**Data rows:**
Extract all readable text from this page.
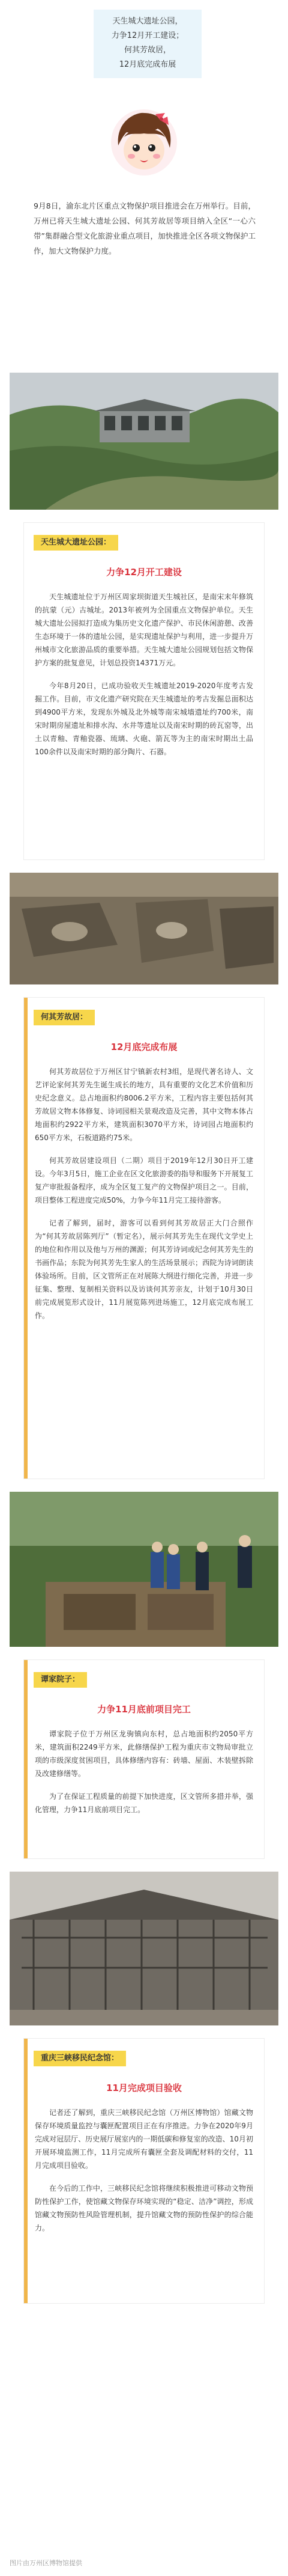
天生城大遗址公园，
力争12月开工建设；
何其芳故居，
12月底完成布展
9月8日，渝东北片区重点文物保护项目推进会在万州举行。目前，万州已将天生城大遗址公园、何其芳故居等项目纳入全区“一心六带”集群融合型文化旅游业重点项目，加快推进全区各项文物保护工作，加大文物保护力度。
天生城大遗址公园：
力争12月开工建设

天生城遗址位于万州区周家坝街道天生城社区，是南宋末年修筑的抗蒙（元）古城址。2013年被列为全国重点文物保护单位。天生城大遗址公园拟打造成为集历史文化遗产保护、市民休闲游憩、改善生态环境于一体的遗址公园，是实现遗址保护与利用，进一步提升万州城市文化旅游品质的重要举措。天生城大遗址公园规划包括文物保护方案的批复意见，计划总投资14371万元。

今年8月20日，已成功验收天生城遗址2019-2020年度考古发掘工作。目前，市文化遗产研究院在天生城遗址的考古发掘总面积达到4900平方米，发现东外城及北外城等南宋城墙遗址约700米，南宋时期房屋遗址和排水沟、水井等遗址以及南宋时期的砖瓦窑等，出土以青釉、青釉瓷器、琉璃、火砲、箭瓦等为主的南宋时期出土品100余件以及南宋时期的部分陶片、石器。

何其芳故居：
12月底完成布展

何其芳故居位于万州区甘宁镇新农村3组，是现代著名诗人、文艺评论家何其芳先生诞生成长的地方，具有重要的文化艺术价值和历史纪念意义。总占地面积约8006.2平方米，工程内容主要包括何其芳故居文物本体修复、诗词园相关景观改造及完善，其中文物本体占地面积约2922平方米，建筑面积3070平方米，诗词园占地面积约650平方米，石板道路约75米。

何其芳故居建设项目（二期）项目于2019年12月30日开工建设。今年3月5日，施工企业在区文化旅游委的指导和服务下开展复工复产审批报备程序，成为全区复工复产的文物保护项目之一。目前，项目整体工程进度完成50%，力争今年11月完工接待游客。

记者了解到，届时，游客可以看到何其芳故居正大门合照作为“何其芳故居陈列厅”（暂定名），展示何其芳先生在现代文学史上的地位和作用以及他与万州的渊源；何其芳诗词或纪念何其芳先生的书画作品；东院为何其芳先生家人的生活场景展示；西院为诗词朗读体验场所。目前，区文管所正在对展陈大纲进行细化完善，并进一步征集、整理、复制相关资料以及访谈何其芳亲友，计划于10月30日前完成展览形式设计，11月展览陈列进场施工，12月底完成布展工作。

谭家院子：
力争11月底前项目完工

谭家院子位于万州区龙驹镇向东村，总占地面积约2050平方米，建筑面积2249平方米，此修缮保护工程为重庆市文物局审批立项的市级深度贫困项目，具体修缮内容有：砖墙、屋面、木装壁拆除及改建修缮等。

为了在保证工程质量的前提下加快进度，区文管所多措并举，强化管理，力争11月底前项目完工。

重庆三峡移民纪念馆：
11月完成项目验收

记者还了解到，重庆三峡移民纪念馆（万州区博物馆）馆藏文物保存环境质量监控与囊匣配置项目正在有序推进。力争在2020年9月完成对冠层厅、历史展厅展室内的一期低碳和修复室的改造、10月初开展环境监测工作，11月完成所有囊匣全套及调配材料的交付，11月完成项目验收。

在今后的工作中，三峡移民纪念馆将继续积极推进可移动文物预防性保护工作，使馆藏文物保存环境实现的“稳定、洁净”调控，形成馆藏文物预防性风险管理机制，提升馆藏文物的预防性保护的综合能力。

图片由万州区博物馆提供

**What you will do:** Extract all lines that hold the word "重庆三峡移民纪念馆".

**Answer to the task:**
重庆三峡移民纪念馆：
记者还了解到，重庆三峡移民纪念馆（万州区博物馆）馆藏文物保存环境质量监控与囊匣配置项目正在有序推进。力争在2020年9月完成对冠层厅、历史展厅展室内的一期低碳和修复室的改造、10月初开展环境监测工作，11月完成所有囊匣全套及调配材料的交付，11月完成项目验收。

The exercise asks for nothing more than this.